INSTRUCTIONS TO FOLLOW:
Which lines contain the word "admin"? Return each of them as written.

RECORDS FOR THIS EXERCISE:

※

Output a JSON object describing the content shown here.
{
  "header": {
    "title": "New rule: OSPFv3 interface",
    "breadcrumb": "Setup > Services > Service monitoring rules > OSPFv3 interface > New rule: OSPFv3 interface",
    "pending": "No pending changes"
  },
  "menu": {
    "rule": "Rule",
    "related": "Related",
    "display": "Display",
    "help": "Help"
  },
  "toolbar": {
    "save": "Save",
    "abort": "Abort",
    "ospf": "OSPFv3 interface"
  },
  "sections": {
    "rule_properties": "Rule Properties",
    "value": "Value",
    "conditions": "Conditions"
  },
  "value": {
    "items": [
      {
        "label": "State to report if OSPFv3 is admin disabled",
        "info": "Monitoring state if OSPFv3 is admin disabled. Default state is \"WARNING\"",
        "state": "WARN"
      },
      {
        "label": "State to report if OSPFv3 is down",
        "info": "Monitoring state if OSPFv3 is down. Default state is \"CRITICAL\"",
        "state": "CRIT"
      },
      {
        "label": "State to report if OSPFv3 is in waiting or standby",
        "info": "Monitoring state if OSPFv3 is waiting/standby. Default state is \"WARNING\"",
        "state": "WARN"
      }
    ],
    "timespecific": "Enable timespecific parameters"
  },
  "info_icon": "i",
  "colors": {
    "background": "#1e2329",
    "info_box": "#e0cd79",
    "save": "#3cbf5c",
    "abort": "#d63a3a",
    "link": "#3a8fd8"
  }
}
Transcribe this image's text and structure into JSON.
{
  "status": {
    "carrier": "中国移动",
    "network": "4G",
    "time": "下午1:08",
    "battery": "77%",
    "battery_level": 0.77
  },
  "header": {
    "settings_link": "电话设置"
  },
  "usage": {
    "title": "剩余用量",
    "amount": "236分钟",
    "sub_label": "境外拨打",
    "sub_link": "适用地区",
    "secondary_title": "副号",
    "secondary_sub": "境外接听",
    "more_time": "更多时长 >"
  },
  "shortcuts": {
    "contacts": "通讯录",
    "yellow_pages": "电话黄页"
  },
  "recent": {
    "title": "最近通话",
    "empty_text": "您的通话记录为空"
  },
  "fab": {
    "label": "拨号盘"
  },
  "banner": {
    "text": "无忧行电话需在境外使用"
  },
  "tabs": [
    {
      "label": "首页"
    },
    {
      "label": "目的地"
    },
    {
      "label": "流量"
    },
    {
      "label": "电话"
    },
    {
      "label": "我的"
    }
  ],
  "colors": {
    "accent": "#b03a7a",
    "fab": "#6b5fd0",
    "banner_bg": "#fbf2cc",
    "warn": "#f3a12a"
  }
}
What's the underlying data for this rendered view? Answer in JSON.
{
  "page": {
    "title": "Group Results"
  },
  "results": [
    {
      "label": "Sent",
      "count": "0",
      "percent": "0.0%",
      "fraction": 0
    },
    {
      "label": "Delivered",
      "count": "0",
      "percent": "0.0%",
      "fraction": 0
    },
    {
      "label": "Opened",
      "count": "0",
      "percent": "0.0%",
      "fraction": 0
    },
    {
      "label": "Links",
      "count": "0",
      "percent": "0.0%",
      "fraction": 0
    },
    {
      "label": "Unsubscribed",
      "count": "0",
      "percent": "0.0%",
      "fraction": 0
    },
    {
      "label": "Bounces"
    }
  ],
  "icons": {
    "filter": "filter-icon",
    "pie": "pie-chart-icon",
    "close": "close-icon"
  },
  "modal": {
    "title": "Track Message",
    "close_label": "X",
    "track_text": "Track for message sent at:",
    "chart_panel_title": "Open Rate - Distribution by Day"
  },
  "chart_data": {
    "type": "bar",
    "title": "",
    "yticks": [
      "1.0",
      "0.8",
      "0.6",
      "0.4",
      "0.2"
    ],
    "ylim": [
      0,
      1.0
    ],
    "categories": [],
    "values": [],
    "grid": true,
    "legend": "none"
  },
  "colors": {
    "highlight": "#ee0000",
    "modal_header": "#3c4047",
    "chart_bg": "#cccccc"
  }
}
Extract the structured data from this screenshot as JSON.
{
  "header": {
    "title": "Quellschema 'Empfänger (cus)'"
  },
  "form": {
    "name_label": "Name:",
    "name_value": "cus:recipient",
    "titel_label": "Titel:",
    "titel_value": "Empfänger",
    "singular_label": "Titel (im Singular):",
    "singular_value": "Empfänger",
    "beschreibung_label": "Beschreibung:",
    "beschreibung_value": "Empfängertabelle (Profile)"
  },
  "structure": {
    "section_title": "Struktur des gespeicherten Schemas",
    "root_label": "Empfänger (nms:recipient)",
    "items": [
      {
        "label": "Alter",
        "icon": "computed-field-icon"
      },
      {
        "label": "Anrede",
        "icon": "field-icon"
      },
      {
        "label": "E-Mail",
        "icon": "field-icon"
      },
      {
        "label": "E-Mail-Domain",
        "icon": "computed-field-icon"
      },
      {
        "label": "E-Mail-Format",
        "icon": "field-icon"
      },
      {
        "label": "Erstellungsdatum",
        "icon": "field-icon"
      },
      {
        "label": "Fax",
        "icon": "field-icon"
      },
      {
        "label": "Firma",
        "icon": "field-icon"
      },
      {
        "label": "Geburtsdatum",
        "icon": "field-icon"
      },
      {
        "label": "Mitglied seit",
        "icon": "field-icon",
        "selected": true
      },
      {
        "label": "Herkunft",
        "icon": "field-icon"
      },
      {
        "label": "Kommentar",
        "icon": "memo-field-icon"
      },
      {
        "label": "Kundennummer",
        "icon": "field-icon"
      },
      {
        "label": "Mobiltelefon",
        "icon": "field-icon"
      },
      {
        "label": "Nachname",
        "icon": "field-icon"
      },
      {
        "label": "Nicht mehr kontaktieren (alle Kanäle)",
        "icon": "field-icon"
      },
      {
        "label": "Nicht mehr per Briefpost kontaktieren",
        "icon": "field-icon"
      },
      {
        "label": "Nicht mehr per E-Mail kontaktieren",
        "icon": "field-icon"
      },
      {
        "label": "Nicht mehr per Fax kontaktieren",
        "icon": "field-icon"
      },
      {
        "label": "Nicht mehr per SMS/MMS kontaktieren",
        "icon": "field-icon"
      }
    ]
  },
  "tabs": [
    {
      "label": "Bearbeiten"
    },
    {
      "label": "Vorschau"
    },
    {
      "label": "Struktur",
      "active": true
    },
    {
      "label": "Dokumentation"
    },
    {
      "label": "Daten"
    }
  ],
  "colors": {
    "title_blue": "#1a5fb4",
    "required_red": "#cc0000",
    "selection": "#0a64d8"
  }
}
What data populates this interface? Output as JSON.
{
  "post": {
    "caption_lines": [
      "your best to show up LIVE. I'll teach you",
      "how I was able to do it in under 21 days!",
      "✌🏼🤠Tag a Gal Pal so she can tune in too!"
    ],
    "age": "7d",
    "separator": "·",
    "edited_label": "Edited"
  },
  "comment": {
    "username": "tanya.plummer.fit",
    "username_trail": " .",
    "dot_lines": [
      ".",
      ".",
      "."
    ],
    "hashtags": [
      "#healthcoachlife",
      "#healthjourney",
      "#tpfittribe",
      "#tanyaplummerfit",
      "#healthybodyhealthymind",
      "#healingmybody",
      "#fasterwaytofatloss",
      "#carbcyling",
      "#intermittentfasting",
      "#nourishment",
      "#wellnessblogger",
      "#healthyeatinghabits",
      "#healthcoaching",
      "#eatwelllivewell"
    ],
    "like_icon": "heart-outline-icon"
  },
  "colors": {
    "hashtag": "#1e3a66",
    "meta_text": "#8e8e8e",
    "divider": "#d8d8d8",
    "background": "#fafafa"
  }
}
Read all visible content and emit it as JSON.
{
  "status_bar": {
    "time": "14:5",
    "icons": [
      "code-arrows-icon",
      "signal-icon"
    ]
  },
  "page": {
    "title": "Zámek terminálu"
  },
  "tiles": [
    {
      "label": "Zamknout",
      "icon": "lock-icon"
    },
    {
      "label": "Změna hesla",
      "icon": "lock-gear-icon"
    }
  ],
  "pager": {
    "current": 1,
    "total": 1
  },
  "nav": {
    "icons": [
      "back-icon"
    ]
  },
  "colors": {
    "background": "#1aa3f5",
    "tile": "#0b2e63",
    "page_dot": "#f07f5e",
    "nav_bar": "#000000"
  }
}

※

ANSWER FOR THIS EXERCISE:
        "label": "State to report if OSPFv3 is admin disabled",
        "info": "Monitoring state if OSPFv3 is admin disabled. Default state is \"WARNING\"",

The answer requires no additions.